== REQUIREMENT ==
According to the album details, which label released Heads Up?

== SOURCE EXCERPT ==
Studio album by David Newman
- Released: 1987
- Recorded: September 16–18, 1986
- Studio: Atlantic Recording Studios, New York, NY
- Genre: Jazz
- Length: 46:21 CD release with bonus track
- Label: Atlantic 781 725-1
- Producer: John Snyder

David Newman chronology
| Still Hard Times (1982) | Heads Up (1987) | Fire! Live at the Village Vanguard (1989) |

= Heads Up (David Newman album) =

Heads Up is an album by American saxophonist David Newman recorded in New York City in 1986 and released on the Atlantic label.

==Reception==

In his review for AllMusic, Scott Yanow stated: "Although often placed in more tightly arranged settings throughout his career, Newman really excels in a small-group format, where his soulful tones and expertise at jamming over common chord changes are best displayed. This was one of his better sets, even though the album is not very well known".

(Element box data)
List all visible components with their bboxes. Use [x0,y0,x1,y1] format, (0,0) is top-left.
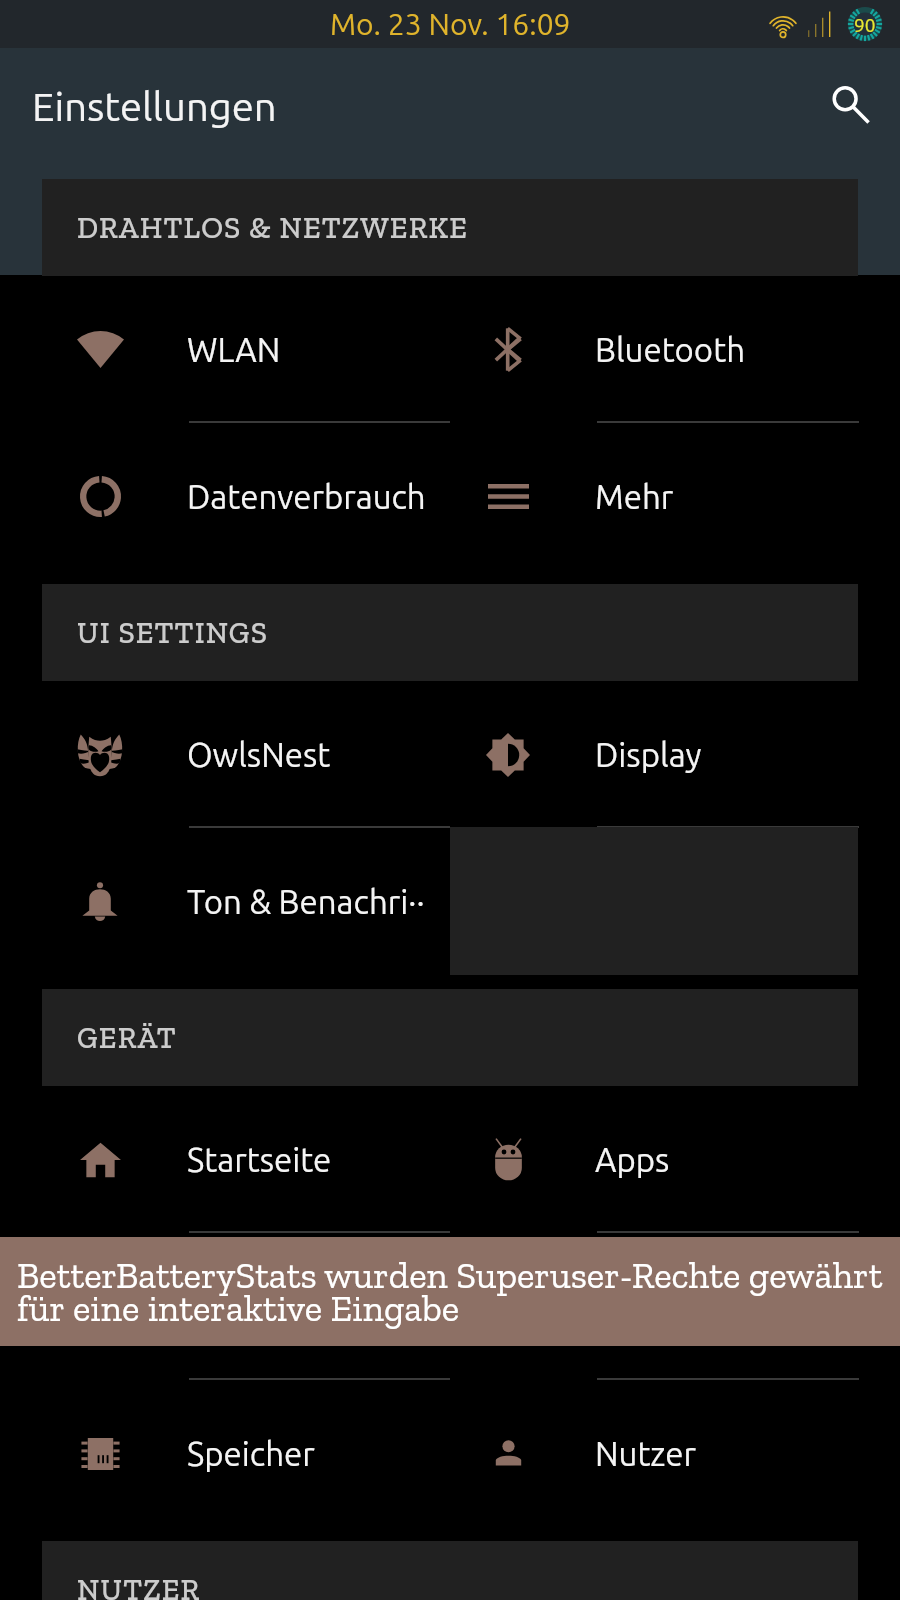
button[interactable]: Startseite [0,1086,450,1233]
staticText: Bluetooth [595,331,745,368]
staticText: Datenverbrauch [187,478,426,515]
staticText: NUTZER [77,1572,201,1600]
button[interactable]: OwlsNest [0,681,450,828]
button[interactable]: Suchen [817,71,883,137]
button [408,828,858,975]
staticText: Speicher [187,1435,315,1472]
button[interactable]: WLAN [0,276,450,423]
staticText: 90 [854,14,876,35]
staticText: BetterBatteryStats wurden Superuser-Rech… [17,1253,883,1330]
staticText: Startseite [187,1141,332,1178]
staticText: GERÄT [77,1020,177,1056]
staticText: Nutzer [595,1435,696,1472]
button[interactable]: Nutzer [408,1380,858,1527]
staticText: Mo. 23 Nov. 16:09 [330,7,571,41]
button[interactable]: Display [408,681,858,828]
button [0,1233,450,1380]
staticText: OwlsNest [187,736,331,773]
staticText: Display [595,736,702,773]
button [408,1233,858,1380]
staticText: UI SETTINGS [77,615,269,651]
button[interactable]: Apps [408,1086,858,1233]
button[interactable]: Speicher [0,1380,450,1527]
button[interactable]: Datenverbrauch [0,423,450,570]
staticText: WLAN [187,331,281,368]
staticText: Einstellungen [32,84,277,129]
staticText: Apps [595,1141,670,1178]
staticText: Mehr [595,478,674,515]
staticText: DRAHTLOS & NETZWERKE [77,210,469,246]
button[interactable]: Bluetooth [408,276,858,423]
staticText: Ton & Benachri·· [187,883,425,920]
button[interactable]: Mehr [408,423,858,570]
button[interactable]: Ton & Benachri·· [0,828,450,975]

== SOLUTION TO THIS EXERCISE ==
Atlantic